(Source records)
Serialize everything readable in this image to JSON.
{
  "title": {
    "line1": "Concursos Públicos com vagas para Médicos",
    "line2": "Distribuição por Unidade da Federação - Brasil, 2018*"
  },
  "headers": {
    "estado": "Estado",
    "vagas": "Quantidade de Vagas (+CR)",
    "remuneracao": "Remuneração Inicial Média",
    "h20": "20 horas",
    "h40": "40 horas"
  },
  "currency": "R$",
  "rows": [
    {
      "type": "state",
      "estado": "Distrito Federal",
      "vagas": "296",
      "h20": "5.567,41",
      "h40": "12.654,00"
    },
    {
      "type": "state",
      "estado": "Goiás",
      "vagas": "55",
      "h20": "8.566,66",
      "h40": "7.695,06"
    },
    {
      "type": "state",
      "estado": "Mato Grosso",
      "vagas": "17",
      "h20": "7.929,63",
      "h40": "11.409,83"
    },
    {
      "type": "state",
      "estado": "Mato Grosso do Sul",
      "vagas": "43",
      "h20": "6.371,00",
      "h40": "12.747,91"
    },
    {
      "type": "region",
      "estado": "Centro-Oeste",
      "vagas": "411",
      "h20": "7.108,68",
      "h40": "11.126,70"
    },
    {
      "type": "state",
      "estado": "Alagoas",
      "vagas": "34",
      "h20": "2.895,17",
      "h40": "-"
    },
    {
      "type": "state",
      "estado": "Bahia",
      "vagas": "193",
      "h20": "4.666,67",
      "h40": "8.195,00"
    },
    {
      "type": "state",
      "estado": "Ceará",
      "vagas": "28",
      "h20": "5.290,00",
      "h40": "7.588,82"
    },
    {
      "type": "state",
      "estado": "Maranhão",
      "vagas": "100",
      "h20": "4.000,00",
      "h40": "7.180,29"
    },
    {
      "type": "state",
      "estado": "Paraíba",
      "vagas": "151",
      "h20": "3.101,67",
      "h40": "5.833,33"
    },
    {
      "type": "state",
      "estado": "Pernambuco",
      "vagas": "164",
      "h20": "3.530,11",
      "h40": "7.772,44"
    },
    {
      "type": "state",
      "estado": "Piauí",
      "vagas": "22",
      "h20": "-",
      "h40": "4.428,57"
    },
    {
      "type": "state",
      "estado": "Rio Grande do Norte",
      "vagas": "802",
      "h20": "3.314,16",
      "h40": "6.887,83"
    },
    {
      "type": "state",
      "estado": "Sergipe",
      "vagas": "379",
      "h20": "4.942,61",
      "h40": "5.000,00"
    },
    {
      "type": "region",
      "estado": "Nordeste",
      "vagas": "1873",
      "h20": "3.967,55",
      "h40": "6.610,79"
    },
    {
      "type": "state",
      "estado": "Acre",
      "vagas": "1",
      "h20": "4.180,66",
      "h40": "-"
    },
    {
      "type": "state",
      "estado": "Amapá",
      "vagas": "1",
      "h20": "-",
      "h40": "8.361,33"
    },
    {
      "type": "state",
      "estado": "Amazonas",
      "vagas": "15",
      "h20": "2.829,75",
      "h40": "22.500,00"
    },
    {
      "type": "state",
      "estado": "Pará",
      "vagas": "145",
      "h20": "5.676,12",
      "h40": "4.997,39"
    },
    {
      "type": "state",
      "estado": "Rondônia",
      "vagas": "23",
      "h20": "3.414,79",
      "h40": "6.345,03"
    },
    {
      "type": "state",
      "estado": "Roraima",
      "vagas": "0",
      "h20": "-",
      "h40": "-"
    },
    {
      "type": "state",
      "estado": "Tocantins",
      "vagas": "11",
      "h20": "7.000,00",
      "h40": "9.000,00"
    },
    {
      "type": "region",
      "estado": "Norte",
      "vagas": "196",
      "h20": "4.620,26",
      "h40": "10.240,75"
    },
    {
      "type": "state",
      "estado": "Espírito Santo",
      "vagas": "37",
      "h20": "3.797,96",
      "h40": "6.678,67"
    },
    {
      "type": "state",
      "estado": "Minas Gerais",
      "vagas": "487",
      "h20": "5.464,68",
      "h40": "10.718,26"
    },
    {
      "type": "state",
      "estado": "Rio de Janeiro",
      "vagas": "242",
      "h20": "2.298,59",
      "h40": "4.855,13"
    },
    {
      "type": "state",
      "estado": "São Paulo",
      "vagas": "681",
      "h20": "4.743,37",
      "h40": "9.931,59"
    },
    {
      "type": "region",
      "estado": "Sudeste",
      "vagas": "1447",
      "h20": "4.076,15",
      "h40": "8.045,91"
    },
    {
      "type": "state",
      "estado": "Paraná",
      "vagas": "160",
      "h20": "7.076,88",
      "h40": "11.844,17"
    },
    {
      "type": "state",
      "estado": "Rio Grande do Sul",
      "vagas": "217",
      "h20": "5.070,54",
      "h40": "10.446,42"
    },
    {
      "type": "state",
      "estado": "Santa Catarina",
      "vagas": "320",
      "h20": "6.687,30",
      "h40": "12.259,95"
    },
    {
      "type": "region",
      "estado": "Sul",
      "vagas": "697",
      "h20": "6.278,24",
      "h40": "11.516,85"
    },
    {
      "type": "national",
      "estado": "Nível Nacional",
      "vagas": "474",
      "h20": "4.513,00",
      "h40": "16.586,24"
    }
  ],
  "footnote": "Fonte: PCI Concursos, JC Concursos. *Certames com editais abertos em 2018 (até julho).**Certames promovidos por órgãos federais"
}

*EXERCISE*. Give all the entries again exactly; leave none out.

*RESPONSE*.
Serialize everything readable in this image to JSON.
{
  "title": {
    "line1": "Concursos Públicos com vagas para Médicos",
    "line2": "Distribuição por Unidade da Federação - Brasil, 2018*"
  },
  "headers": {
    "estado": "Estado",
    "vagas": "Quantidade de Vagas (+CR)",
    "remuneracao": "Remuneração Inicial Média",
    "h20": "20 horas",
    "h40": "40 horas"
  },
  "currency": "R$",
  "rows": [
    {
      "type": "state",
      "estado": "Distrito Federal",
      "vagas": "296",
      "h20": "5.567,41",
      "h40": "12.654,00"
    },
    {
      "type": "state",
      "estado": "Goiás",
      "vagas": "55",
      "h20": "8.566,66",
      "h40": "7.695,06"
    },
    {
      "type": "state",
      "estado": "Mato Grosso",
      "vagas": "17",
      "h20": "7.929,63",
      "h40": "11.409,83"
    },
    {
      "type": "state",
      "estado": "Mato Grosso do Sul",
      "vagas": "43",
      "h20": "6.371,00",
      "h40": "12.747,91"
    },
    {
      "type": "region",
      "estado": "Centro-Oeste",
      "vagas": "411",
      "h20": "7.108,68",
      "h40": "11.126,70"
    },
    {
      "type": "state",
      "estado": "Alagoas",
      "vagas": "34",
      "h20": "2.895,17",
      "h40": "-"
    },
    {
      "type": "state",
      "estado": "Bahia",
      "vagas": "193",
      "h20": "4.666,67",
      "h40": "8.195,00"
    },
    {
      "type": "state",
      "estado": "Ceará",
      "vagas": "28",
      "h20": "5.290,00",
      "h40": "7.588,82"
    },
    {
      "type": "state",
      "estado": "Maranhão",
      "vagas": "100",
      "h20": "4.000,00",
      "h40": "7.180,29"
    },
    {
      "type": "state",
      "estado": "Paraíba",
      "vagas": "151",
      "h20": "3.101,67",
      "h40": "5.833,33"
    },
    {
      "type": "state",
      "estado": "Pernambuco",
      "vagas": "164",
      "h20": "3.530,11",
      "h40": "7.772,44"
    },
    {
      "type": "state",
      "estado": "Piauí",
      "vagas": "22",
      "h20": "-",
      "h40": "4.428,57"
    },
    {
      "type": "state",
      "estado": "Rio Grande do Norte",
      "vagas": "802",
      "h20": "3.314,16",
      "h40": "6.887,83"
    },
    {
      "type": "state",
      "estado": "Sergipe",
      "vagas": "379",
      "h20": "4.942,61",
      "h40": "5.000,00"
    },
    {
      "type": "region",
      "estado": "Nordeste",
      "vagas": "1873",
      "h20": "3.967,55",
      "h40": "6.610,79"
    },
    {
      "type": "state",
      "estado": "Acre",
      "vagas": "1",
      "h20": "4.180,66",
      "h40": "-"
    },
    {
      "type": "state",
      "estado": "Amapá",
      "vagas": "1",
      "h20": "-",
      "h40": "8.361,33"
    },
    {
      "type": "state",
      "estado": "Amazonas",
      "vagas": "15",
      "h20": "2.829,75",
      "h40": "22.500,00"
    },
    {
      "type": "state",
      "estado": "Pará",
      "vagas": "145",
      "h20": "5.676,12",
      "h40": "4.997,39"
    },
    {
      "type": "state",
      "estado": "Rondônia",
      "vagas": "23",
      "h20": "3.414,79",
      "h40": "6.345,03"
    },
    {
      "type": "state",
      "estado": "Roraima",
      "vagas": "0",
      "h20": "-",
      "h40": "-"
    },
    {
      "type": "state",
      "estado": "Tocantins",
      "vagas": "11",
      "h20": "7.000,00",
      "h40": "9.000,00"
    },
    {
      "type": "region",
      "estado": "Norte",
      "vagas": "196",
      "h20": "4.620,26",
      "h40": "10.240,75"
    },
    {
      "type": "state",
      "estado": "Espírito Santo",
      "vagas": "37",
      "h20": "3.797,96",
      "h40": "6.678,67"
    },
    {
      "type": "state",
      "estado": "Minas Gerais",
      "vagas": "487",
      "h20": "5.464,68",
      "h40": "10.718,26"
    },
    {
      "type": "state",
      "estado": "Rio de Janeiro",
      "vagas": "242",
      "h20": "2.298,59",
      "h40": "4.855,13"
    },
    {
      "type": "state",
      "estado": "São Paulo",
      "vagas": "681",
      "h20": "4.743,37",
      "h40": "9.931,59"
    },
    {
      "type": "region",
      "estado": "Sudeste",
      "vagas": "1447",
      "h20": "4.076,15",
      "h40": "8.045,91"
    },
    {
      "type": "state",
      "estado": "Paraná",
      "vagas": "160",
      "h20": "7.076,88",
      "h40": "11.844,17"
    },
    {
      "type": "state",
      "estado": "Rio Grande do Sul",
      "vagas": "217",
      "h20": "5.070,54",
      "h40": "10.446,42"
    },
    {
      "type": "state",
      "estado": "Santa Catarina",
      "vagas": "320",
      "h20": "6.687,30",
      "h40": "12.259,95"
    },
    {
      "type": "region",
      "estado": "Sul",
      "vagas": "697",
      "h20": "6.278,24",
      "h40": "11.516,85"
    },
    {
      "type": "national",
      "estado": "Nível Nacional",
      "vagas": "474",
      "h20": "4.513,00",
      "h40": "16.586,24"
    }
  ],
  "footnote": "Fonte: PCI Concursos, JC Concursos. *Certames com editais abertos em 2018 (até julho).**Certames promovidos por órgãos federais"
}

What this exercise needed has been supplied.